**DATA**:
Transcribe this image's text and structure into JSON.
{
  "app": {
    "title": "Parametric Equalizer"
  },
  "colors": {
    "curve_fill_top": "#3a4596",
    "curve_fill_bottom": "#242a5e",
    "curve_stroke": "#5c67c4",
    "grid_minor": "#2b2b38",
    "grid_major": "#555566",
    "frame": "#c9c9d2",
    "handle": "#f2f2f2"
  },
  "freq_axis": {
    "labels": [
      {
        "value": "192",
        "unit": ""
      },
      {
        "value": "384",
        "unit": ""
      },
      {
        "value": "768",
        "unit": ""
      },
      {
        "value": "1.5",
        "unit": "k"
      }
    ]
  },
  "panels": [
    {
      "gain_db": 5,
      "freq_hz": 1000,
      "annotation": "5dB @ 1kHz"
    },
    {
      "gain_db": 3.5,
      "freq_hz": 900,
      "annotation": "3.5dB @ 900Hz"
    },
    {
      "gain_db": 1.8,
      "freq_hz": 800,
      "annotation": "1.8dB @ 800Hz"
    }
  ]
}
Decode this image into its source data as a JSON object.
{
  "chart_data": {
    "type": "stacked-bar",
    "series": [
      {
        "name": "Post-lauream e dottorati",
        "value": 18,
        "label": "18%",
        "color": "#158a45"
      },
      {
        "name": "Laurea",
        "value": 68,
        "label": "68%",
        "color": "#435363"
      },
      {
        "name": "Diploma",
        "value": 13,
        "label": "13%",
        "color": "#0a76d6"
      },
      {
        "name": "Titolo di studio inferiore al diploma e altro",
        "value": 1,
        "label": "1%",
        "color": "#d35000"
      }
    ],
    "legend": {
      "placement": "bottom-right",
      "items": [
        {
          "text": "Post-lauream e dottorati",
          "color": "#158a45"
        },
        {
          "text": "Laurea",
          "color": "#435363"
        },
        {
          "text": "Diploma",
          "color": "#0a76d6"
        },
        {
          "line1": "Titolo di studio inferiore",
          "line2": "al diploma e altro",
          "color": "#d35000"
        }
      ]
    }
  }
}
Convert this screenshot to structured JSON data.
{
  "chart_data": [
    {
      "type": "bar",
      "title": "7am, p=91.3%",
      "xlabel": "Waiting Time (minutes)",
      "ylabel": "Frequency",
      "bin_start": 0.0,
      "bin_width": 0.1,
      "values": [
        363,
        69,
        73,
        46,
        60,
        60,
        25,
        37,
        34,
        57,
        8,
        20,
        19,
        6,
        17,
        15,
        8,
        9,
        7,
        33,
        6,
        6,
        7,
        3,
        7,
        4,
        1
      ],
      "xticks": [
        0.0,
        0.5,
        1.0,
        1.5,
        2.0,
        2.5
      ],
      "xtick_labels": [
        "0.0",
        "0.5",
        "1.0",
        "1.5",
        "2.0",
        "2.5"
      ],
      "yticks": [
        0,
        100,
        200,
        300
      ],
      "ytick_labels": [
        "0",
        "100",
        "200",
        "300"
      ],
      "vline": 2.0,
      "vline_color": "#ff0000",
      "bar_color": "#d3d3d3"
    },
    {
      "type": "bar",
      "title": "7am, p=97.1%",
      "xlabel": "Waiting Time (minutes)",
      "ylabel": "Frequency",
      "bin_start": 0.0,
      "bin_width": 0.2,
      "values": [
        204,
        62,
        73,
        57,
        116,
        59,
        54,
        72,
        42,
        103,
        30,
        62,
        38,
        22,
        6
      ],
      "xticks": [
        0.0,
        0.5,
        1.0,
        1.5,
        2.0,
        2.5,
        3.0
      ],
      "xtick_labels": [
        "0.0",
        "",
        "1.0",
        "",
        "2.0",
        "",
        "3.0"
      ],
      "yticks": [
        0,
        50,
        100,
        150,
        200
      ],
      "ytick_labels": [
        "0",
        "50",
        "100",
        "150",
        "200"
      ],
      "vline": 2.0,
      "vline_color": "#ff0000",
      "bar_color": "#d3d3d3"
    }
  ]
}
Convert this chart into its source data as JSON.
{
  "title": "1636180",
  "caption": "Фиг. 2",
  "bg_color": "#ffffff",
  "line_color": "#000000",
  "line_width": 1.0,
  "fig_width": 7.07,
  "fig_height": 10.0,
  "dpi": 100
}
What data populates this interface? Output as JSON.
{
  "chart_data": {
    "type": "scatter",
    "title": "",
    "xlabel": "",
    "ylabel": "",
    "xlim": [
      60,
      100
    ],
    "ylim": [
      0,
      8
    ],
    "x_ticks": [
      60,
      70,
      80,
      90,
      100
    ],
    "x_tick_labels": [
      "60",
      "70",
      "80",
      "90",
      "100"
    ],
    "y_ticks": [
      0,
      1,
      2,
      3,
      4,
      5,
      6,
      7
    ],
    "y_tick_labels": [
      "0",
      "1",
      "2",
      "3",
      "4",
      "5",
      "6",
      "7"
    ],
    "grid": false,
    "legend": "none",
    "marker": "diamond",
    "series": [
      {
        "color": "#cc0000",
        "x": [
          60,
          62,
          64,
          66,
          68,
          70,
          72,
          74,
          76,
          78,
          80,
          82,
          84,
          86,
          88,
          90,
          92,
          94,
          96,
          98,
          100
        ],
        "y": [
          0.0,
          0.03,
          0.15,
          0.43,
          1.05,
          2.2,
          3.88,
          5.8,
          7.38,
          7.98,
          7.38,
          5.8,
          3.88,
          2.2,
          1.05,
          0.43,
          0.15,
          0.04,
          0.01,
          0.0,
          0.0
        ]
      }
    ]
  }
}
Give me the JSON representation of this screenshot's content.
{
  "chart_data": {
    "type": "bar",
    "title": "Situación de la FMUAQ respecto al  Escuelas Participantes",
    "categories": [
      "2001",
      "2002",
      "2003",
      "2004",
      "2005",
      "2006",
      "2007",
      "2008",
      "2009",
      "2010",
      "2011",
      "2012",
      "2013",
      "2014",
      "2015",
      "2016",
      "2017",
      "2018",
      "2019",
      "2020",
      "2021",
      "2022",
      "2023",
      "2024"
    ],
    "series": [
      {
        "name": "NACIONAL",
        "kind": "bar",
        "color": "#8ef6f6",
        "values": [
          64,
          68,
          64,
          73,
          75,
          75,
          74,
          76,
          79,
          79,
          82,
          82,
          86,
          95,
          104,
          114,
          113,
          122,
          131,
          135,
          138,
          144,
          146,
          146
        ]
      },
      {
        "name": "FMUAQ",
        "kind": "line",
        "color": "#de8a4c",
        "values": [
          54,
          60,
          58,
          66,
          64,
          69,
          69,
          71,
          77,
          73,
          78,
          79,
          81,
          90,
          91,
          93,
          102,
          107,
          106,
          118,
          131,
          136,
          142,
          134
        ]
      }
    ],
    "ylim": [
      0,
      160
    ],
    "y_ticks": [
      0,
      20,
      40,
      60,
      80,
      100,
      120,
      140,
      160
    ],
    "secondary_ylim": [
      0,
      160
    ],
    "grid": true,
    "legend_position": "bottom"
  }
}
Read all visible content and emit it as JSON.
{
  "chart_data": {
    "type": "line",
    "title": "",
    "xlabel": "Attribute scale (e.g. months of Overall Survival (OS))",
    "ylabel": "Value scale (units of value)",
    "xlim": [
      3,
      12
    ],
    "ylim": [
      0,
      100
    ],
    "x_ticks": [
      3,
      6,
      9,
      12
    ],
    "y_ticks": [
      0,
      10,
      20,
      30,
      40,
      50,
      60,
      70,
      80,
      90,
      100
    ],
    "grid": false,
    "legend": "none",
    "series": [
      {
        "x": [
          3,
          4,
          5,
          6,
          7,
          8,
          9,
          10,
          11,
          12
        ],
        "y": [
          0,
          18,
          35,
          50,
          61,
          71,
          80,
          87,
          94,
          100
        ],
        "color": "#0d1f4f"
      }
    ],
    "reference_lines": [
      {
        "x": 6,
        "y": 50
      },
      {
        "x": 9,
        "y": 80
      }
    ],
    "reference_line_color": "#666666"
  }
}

**PROBLEM TO WORK ON**: Write the material out again word for word.

**EXERCISE ANSWER**:
Transcribe this image's text and structure into JSON.
{
  "app": {
    "title": "Parametric Equalizer"
  },
  "colors": {
    "curve_fill_top": "#3a4596",
    "curve_fill_bottom": "#242a5e",
    "curve_stroke": "#5c67c4",
    "grid_minor": "#2b2b38",
    "grid_major": "#555566",
    "frame": "#c9c9d2",
    "handle": "#f2f2f2"
  },
  "freq_axis": {
    "labels": [
      {
        "value": "192",
        "unit": ""
      },
      {
        "value": "384",
        "unit": ""
      },
      {
        "value": "768",
        "unit": ""
      },
      {
        "value": "1.5",
        "unit": "k"
      }
    ]
  },
  "panels": [
    {
      "gain_db": 5,
      "freq_hz": 1000,
      "annotation": "5dB @ 1kHz"
    },
    {
      "gain_db": 3.5,
      "freq_hz": 900,
      "annotation": "3.5dB @ 900Hz"
    },
    {
      "gain_db": 1.8,
      "freq_hz": 800,
      "annotation": "1.8dB @ 800Hz"
    }
  ]
}
Decode this image into its source data as a JSON object.
{
  "chart_data": {
    "type": "stacked-bar",
    "series": [
      {
        "name": "Post-lauream e dottorati",
        "value": 18,
        "label": "18%",
        "color": "#158a45"
      },
      {
        "name": "Laurea",
        "value": 68,
        "label": "68%",
        "color": "#435363"
      },
      {
        "name": "Diploma",
        "value": 13,
        "label": "13%",
        "color": "#0a76d6"
      },
      {
        "name": "Titolo di studio inferiore al diploma e altro",
        "value": 1,
        "label": "1%",
        "color": "#d35000"
      }
    ],
    "legend": {
      "placement": "bottom-right",
      "items": [
        {
          "text": "Post-lauream e dottorati",
          "color": "#158a45"
        },
        {
          "text": "Laurea",
          "color": "#435363"
        },
        {
          "text": "Diploma",
          "color": "#0a76d6"
        },
        {
          "line1": "Titolo di studio inferiore",
          "line2": "al diploma e altro",
          "color": "#d35000"
        }
      ]
    }
  }
}
Convert this screenshot to structured JSON data.
{
  "chart_data": [
    {
      "type": "bar",
      "title": "7am, p=91.3%",
      "xlabel": "Waiting Time (minutes)",
      "ylabel": "Frequency",
      "bin_start": 0.0,
      "bin_width": 0.1,
      "values": [
        363,
        69,
        73,
        46,
        60,
        60,
        25,
        37,
        34,
        57,
        8,
        20,
        19,
        6,
        17,
        15,
        8,
        9,
        7,
        33,
        6,
        6,
        7,
        3,
        7,
        4,
        1
      ],
      "xticks": [
        0.0,
        0.5,
        1.0,
        1.5,
        2.0,
        2.5
      ],
      "xtick_labels": [
        "0.0",
        "0.5",
        "1.0",
        "1.5",
        "2.0",
        "2.5"
      ],
      "yticks": [
        0,
        100,
        200,
        300
      ],
      "ytick_labels": [
        "0",
        "100",
        "200",
        "300"
      ],
      "vline": 2.0,
      "vline_color": "#ff0000",
      "bar_color": "#d3d3d3"
    },
    {
      "type": "bar",
      "title": "7am, p=97.1%",
      "xlabel": "Waiting Time (minutes)",
      "ylabel": "Frequency",
      "bin_start": 0.0,
      "bin_width": 0.2,
      "values": [
        204,
        62,
        73,
        57,
        116,
        59,
        54,
        72,
        42,
        103,
        30,
        62,
        38,
        22,
        6
      ],
      "xticks": [
        0.0,
        0.5,
        1.0,
        1.5,
        2.0,
        2.5,
        3.0
      ],
      "xtick_labels": [
        "0.0",
        "",
        "1.0",
        "",
        "2.0",
        "",
        "3.0"
      ],
      "yticks": [
        0,
        50,
        100,
        150,
        200
      ],
      "ytick_labels": [
        "0",
        "50",
        "100",
        "150",
        "200"
      ],
      "vline": 2.0,
      "vline_color": "#ff0000",
      "bar_color": "#d3d3d3"
    }
  ]
}
Convert this chart into its source data as JSON.
{
  "title": "1636180",
  "caption": "Фиг. 2",
  "bg_color": "#ffffff",
  "line_color": "#000000",
  "line_width": 1.0,
  "fig_width": 7.07,
  "fig_height": 10.0,
  "dpi": 100
}
What data populates this interface? Output as JSON.
{
  "chart_data": {
    "type": "scatter",
    "title": "",
    "xlabel": "",
    "ylabel": "",
    "xlim": [
      60,
      100
    ],
    "ylim": [
      0,
      8
    ],
    "x_ticks": [
      60,
      70,
      80,
      90,
      100
    ],
    "x_tick_labels": [
      "60",
      "70",
      "80",
      "90",
      "100"
    ],
    "y_ticks": [
      0,
      1,
      2,
      3,
      4,
      5,
      6,
      7
    ],
    "y_tick_labels": [
      "0",
      "1",
      "2",
      "3",
      "4",
      "5",
      "6",
      "7"
    ],
    "grid": false,
    "legend": "none",
    "marker": "diamond",
    "series": [
      {
        "color": "#cc0000",
        "x": [
          60,
          62,
          64,
          66,
          68,
          70,
          72,
          74,
          76,
          78,
          80,
          82,
          84,
          86,
          88,
          90,
          92,
          94,
          96,
          98,
          100
        ],
        "y": [
          0.0,
          0.03,
          0.15,
          0.43,
          1.05,
          2.2,
          3.88,
          5.8,
          7.38,
          7.98,
          7.38,
          5.8,
          3.88,
          2.2,
          1.05,
          0.43,
          0.15,
          0.04,
          0.01,
          0.0,
          0.0
        ]
      }
    ]
  }
}
Give me the JSON representation of this screenshot's content.
{
  "chart_data": {
    "type": "bar",
    "title": "Situación de la FMUAQ respecto al  Escuelas Participantes",
    "categories": [
      "2001",
      "2002",
      "2003",
      "2004",
      "2005",
      "2006",
      "2007",
      "2008",
      "2009",
      "2010",
      "2011",
      "2012",
      "2013",
      "2014",
      "2015",
      "2016",
      "2017",
      "2018",
      "2019",
      "2020",
      "2021",
      "2022",
      "2023",
      "2024"
    ],
    "series": [
      {
        "name": "NACIONAL",
        "kind": "bar",
        "color": "#8ef6f6",
        "values": [
          64,
          68,
          64,
          73,
          75,
          75,
          74,
          76,
          79,
          79,
          82,
          82,
          86,
          95,
          104,
          114,
          113,
          122,
          131,
          135,
          138,
          144,
          146,
          146
        ]
      },
      {
        "name": "FMUAQ",
        "kind": "line",
        "color": "#de8a4c",
        "values": [
          54,
          60,
          58,
          66,
          64,
          69,
          69,
          71,
          77,
          73,
          78,
          79,
          81,
          90,
          91,
          93,
          102,
          107,
          106,
          118,
          131,
          136,
          142,
          134
        ]
      }
    ],
    "ylim": [
      0,
      160
    ],
    "y_ticks": [
      0,
      20,
      40,
      60,
      80,
      100,
      120,
      140,
      160
    ],
    "secondary_ylim": [
      0,
      160
    ],
    "grid": true,
    "legend_position": "bottom"
  }
}
Read all visible content and emit it as JSON.
{
  "chart_data": {
    "type": "line",
    "title": "",
    "xlabel": "Attribute scale (e.g. months of Overall Survival (OS))",
    "ylabel": "Value scale (units of value)",
    "xlim": [
      3,
      12
    ],
    "ylim": [
      0,
      100
    ],
    "x_ticks": [
      3,
      6,
      9,
      12
    ],
    "y_ticks": [
      0,
      10,
      20,
      30,
      40,
      50,
      60,
      70,
      80,
      90,
      100
    ],
    "grid": false,
    "legend": "none",
    "series": [
      {
        "x": [
          3,
          4,
          5,
          6,
          7,
          8,
          9,
          10,
          11,
          12
        ],
        "y": [
          0,
          18,
          35,
          50,
          61,
          71,
          80,
          87,
          94,
          100
        ],
        "color": "#0d1f4f"
      }
    ],
    "reference_lines": [
      {
        "x": 6,
        "y": 50
      },
      {
        "x": 9,
        "y": 80
      }
    ],
    "reference_line_color": "#666666"
  }
}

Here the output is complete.